:: PROBLEM STATEMENT ::
Among the lines below, count those with "โดยว". Give only the number.

:: EXERCISE INPUTS ::
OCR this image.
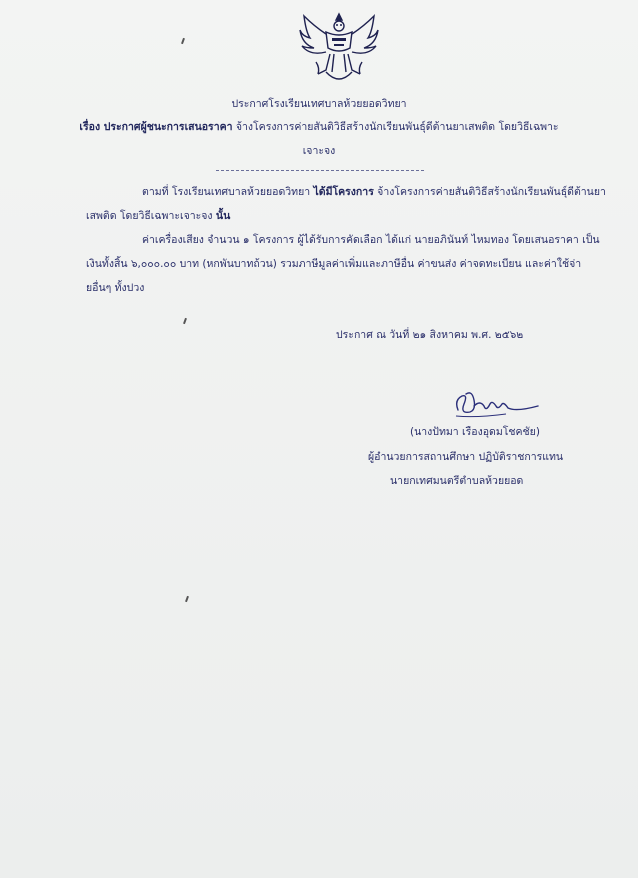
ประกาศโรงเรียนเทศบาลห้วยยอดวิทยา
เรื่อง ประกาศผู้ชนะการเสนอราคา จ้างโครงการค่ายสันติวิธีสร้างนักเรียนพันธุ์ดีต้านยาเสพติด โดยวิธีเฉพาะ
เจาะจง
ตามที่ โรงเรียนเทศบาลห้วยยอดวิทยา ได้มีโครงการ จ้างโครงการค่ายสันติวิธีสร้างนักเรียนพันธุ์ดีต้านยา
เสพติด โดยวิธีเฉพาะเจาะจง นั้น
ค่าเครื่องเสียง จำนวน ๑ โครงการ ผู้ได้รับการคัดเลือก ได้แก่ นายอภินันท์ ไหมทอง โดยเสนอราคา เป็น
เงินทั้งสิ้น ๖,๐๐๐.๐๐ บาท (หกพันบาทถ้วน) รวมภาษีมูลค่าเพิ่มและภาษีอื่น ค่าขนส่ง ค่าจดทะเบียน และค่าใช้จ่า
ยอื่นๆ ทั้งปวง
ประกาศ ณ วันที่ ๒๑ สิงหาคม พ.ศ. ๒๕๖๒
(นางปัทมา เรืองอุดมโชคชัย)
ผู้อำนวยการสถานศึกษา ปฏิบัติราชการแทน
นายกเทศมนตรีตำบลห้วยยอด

---

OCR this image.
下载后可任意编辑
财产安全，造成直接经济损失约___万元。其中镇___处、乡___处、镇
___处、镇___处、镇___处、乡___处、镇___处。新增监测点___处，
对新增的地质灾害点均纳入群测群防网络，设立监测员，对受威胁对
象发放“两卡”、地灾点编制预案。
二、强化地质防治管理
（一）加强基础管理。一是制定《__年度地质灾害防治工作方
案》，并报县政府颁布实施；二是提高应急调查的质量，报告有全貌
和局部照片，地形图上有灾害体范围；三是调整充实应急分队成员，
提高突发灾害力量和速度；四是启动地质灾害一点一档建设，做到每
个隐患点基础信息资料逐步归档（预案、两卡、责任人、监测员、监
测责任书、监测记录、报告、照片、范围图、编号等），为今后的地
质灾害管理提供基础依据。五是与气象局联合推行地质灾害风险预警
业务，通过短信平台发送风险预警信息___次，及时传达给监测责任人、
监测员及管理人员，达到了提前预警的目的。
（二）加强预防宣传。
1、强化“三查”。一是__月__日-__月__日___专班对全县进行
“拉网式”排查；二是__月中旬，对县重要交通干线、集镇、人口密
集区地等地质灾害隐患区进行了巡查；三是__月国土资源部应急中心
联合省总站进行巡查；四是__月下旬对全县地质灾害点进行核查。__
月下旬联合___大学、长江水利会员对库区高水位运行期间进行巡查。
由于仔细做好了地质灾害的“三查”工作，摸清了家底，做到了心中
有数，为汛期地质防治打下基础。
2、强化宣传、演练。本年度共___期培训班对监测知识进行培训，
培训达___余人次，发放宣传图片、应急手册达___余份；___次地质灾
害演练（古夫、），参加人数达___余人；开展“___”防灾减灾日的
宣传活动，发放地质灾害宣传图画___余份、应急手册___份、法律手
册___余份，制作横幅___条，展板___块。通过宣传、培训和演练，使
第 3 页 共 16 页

:: FULL RESPONSE ::
2